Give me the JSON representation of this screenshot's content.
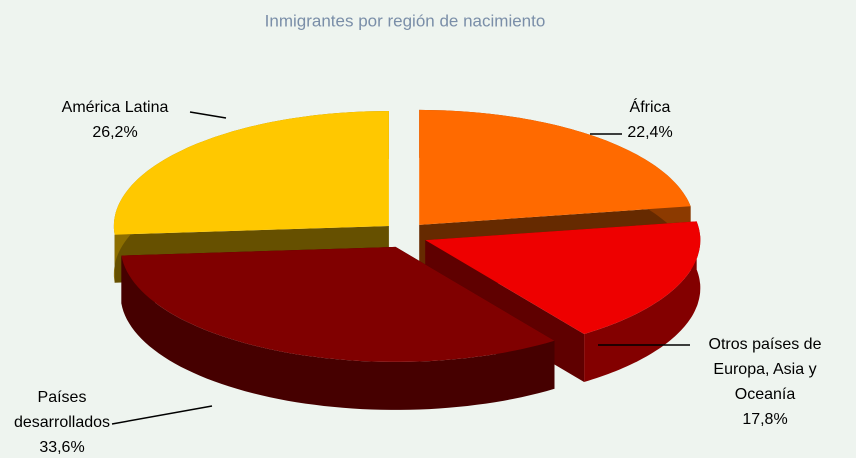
{
  "chart_data": {
    "type": "pie3d",
    "title": "Inmigrantes por región de nacimiento",
    "categories": [
      "África",
      "Otros países de Europa, Asia y Oceanía",
      "Países desarrollados",
      "América Latina"
    ],
    "values": [
      22.4,
      17.8,
      33.6,
      26.2
    ],
    "value_labels": [
      "22,4%",
      "17,8%",
      "33,6%",
      "26,2%"
    ],
    "colors": [
      "#ff6a00",
      "#ee0000",
      "#800000",
      "#ffc800"
    ]
  }
}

-----

■ **TASK DESCRIPTION**
Your copy of the data should match it exactly, except that pictures are left out.

■ **RESULT OF THE EXERCISE**
Give me the JSON representation of this screenshot's content.
{
  "chart_data": {
    "type": "pie3d",
    "title": "Inmigrantes por región de nacimiento",
    "categories": [
      "África",
      "Otros países de Europa, Asia y Oceanía",
      "Países desarrollados",
      "América Latina"
    ],
    "values": [
      22.4,
      17.8,
      33.6,
      26.2
    ],
    "value_labels": [
      "22,4%",
      "17,8%",
      "33,6%",
      "26,2%"
    ],
    "colors": [
      "#ff6a00",
      "#ee0000",
      "#800000",
      "#ffc800"
    ]
  }
}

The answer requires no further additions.